Extract the full listing below without altering a single character.
--- start of Extracted records ---
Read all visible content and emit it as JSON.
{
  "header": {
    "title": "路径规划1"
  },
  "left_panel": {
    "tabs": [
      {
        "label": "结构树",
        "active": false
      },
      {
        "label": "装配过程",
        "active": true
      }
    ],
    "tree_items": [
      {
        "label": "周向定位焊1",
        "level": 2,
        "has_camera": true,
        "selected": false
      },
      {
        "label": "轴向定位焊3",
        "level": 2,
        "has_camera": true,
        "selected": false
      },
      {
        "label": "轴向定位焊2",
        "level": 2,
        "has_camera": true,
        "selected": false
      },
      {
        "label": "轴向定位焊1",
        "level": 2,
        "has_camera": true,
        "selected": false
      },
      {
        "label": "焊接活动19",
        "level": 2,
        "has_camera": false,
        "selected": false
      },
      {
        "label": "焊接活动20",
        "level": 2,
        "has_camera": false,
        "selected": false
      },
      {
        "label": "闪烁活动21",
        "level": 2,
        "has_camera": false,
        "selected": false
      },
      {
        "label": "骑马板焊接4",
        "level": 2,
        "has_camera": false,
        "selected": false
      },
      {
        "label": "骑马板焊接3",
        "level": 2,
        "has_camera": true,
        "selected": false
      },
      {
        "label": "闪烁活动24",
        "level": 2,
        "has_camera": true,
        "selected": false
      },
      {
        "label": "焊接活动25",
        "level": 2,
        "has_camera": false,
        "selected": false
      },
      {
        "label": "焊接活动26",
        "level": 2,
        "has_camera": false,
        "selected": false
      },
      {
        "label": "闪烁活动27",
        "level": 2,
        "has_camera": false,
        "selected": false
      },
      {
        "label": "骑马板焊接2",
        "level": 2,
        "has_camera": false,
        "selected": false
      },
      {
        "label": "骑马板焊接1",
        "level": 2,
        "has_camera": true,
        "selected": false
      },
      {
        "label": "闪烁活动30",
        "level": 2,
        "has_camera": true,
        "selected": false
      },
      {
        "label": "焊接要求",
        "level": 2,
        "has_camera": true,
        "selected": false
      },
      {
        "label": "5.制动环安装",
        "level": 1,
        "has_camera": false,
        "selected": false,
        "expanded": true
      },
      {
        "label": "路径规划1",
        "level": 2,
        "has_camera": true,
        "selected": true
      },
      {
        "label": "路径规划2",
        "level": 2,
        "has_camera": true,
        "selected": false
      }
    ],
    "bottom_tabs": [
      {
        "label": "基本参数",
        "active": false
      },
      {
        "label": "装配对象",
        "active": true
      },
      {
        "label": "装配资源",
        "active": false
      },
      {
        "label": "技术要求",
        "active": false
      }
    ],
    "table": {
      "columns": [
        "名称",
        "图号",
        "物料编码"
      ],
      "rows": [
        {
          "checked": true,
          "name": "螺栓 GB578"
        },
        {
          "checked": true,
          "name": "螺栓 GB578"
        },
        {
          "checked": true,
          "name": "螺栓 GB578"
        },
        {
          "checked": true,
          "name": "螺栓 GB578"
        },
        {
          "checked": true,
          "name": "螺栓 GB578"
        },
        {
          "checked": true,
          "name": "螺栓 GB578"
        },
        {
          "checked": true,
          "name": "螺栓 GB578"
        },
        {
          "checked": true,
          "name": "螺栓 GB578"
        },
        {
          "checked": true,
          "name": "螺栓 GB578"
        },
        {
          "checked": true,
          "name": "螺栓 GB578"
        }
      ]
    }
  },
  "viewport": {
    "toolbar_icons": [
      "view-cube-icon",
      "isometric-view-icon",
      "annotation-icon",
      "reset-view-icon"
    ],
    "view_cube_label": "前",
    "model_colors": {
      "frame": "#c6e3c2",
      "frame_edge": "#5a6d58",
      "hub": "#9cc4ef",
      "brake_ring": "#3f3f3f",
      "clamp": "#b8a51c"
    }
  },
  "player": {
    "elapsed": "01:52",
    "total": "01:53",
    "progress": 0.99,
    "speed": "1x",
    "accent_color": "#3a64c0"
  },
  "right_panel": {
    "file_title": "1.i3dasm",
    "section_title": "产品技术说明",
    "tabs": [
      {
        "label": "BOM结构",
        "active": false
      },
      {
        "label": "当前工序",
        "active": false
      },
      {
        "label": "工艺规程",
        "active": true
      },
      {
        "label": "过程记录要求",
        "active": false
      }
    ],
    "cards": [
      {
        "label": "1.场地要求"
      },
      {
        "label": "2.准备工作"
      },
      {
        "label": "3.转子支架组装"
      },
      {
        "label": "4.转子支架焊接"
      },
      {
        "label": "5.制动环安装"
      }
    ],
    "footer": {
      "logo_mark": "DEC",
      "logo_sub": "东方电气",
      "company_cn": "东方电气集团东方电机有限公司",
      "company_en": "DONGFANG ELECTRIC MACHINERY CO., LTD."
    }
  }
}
--- end of Extracted records ---
_Exercise answer_
Read all visible content and emit it as JSON.
{
  "header": {
    "title": "路径规划1"
  },
  "left_panel": {
    "tabs": [
      {
        "label": "结构树",
        "active": false
      },
      {
        "label": "装配过程",
        "active": true
      }
    ],
    "tree_items": [
      {
        "label": "周向定位焊1",
        "level": 2,
        "has_camera": true,
        "selected": false
      },
      {
        "label": "轴向定位焊3",
        "level": 2,
        "has_camera": true,
        "selected": false
      },
      {
        "label": "轴向定位焊2",
        "level": 2,
        "has_camera": true,
        "selected": false
      },
      {
        "label": "轴向定位焊1",
        "level": 2,
        "has_camera": true,
        "selected": false
      },
      {
        "label": "焊接活动19",
        "level": 2,
        "has_camera": false,
        "selected": false
      },
      {
        "label": "焊接活动20",
        "level": 2,
        "has_camera": false,
        "selected": false
      },
      {
        "label": "闪烁活动21",
        "level": 2,
        "has_camera": false,
        "selected": false
      },
      {
        "label": "骑马板焊接4",
        "level": 2,
        "has_camera": false,
        "selected": false
      },
      {
        "label": "骑马板焊接3",
        "level": 2,
        "has_camera": true,
        "selected": false
      },
      {
        "label": "闪烁活动24",
        "level": 2,
        "has_camera": true,
        "selected": false
      },
      {
        "label": "焊接活动25",
        "level": 2,
        "has_camera": false,
        "selected": false
      },
      {
        "label": "焊接活动26",
        "level": 2,
        "has_camera": false,
        "selected": false
      },
      {
        "label": "闪烁活动27",
        "level": 2,
        "has_camera": false,
        "selected": false
      },
      {
        "label": "骑马板焊接2",
        "level": 2,
        "has_camera": false,
        "selected": false
      },
      {
        "label": "骑马板焊接1",
        "level": 2,
        "has_camera": true,
        "selected": false
      },
      {
        "label": "闪烁活动30",
        "level": 2,
        "has_camera": true,
        "selected": false
      },
      {
        "label": "焊接要求",
        "level": 2,
        "has_camera": true,
        "selected": false
      },
      {
        "label": "5.制动环安装",
        "level": 1,
        "has_camera": false,
        "selected": false,
        "expanded": true
      },
      {
        "label": "路径规划1",
        "level": 2,
        "has_camera": true,
        "selected": true
      },
      {
        "label": "路径规划2",
        "level": 2,
        "has_camera": true,
        "selected": false
      }
    ],
    "bottom_tabs": [
      {
        "label": "基本参数",
        "active": false
      },
      {
        "label": "装配对象",
        "active": true
      },
      {
        "label": "装配资源",
        "active": false
      },
      {
        "label": "技术要求",
        "active": false
      }
    ],
    "table": {
      "columns": [
        "名称",
        "图号",
        "物料编码"
      ],
      "rows": [
        {
          "checked": true,
          "name": "螺栓 GB578"
        },
        {
          "checked": true,
          "name": "螺栓 GB578"
        },
        {
          "checked": true,
          "name": "螺栓 GB578"
        },
        {
          "checked": true,
          "name": "螺栓 GB578"
        },
        {
          "checked": true,
          "name": "螺栓 GB578"
        },
        {
          "checked": true,
          "name": "螺栓 GB578"
        },
        {
          "checked": true,
          "name": "螺栓 GB578"
        },
        {
          "checked": true,
          "name": "螺栓 GB578"
        },
        {
          "checked": true,
          "name": "螺栓 GB578"
        },
        {
          "checked": true,
          "name": "螺栓 GB578"
        }
      ]
    }
  },
  "viewport": {
    "toolbar_icons": [
      "view-cube-icon",
      "isometric-view-icon",
      "annotation-icon",
      "reset-view-icon"
    ],
    "view_cube_label": "前",
    "model_colors": {
      "frame": "#c6e3c2",
      "frame_edge": "#5a6d58",
      "hub": "#9cc4ef",
      "brake_ring": "#3f3f3f",
      "clamp": "#b8a51c"
    }
  },
  "player": {
    "elapsed": "01:52",
    "total": "01:53",
    "progress": 0.99,
    "speed": "1x",
    "accent_color": "#3a64c0"
  },
  "right_panel": {
    "file_title": "1.i3dasm",
    "section_title": "产品技术说明",
    "tabs": [
      {
        "label": "BOM结构",
        "active": false
      },
      {
        "label": "当前工序",
        "active": false
      },
      {
        "label": "工艺规程",
        "active": true
      },
      {
        "label": "过程记录要求",
        "active": false
      }
    ],
    "cards": [
      {
        "label": "1.场地要求"
      },
      {
        "label": "2.准备工作"
      },
      {
        "label": "3.转子支架组装"
      },
      {
        "label": "4.转子支架焊接"
      },
      {
        "label": "5.制动环安装"
      }
    ],
    "footer": {
      "logo_mark": "DEC",
      "logo_sub": "东方电气",
      "company_cn": "东方电气集团东方电机有限公司",
      "company_en": "DONGFANG ELECTRIC MACHINERY CO., LTD."
    }
  }
}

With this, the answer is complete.